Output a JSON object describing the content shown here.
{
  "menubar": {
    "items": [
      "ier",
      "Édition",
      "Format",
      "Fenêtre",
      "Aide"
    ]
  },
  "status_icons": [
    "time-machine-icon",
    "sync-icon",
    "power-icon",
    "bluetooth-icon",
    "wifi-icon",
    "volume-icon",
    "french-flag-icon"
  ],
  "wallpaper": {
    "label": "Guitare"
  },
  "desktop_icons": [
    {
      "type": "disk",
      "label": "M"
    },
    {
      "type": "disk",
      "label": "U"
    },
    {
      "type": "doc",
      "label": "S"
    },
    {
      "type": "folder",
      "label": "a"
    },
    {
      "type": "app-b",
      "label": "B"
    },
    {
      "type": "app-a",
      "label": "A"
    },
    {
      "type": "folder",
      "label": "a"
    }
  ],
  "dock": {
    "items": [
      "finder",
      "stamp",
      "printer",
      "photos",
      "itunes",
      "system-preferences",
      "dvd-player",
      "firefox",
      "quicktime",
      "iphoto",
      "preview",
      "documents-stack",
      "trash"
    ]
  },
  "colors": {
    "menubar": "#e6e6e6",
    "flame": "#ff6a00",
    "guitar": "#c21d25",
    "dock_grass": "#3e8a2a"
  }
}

What to work on: Reproduce all of the material above word for word.

Solved exercise:
Output a JSON object describing the content shown here.
{
  "menubar": {
    "items": [
      "ier",
      "Édition",
      "Format",
      "Fenêtre",
      "Aide"
    ]
  },
  "status_icons": [
    "time-machine-icon",
    "sync-icon",
    "power-icon",
    "bluetooth-icon",
    "wifi-icon",
    "volume-icon",
    "french-flag-icon"
  ],
  "wallpaper": {
    "label": "Guitare"
  },
  "desktop_icons": [
    {
      "type": "disk",
      "label": "M"
    },
    {
      "type": "disk",
      "label": "U"
    },
    {
      "type": "doc",
      "label": "S"
    },
    {
      "type": "folder",
      "label": "a"
    },
    {
      "type": "app-b",
      "label": "B"
    },
    {
      "type": "app-a",
      "label": "A"
    },
    {
      "type": "folder",
      "label": "a"
    }
  ],
  "dock": {
    "items": [
      "finder",
      "stamp",
      "printer",
      "photos",
      "itunes",
      "system-preferences",
      "dvd-player",
      "firefox",
      "quicktime",
      "iphoto",
      "preview",
      "documents-stack",
      "trash"
    ]
  },
  "colors": {
    "menubar": "#e6e6e6",
    "flame": "#ff6a00",
    "guitar": "#c21d25",
    "dock_grass": "#3e8a2a"
  }
}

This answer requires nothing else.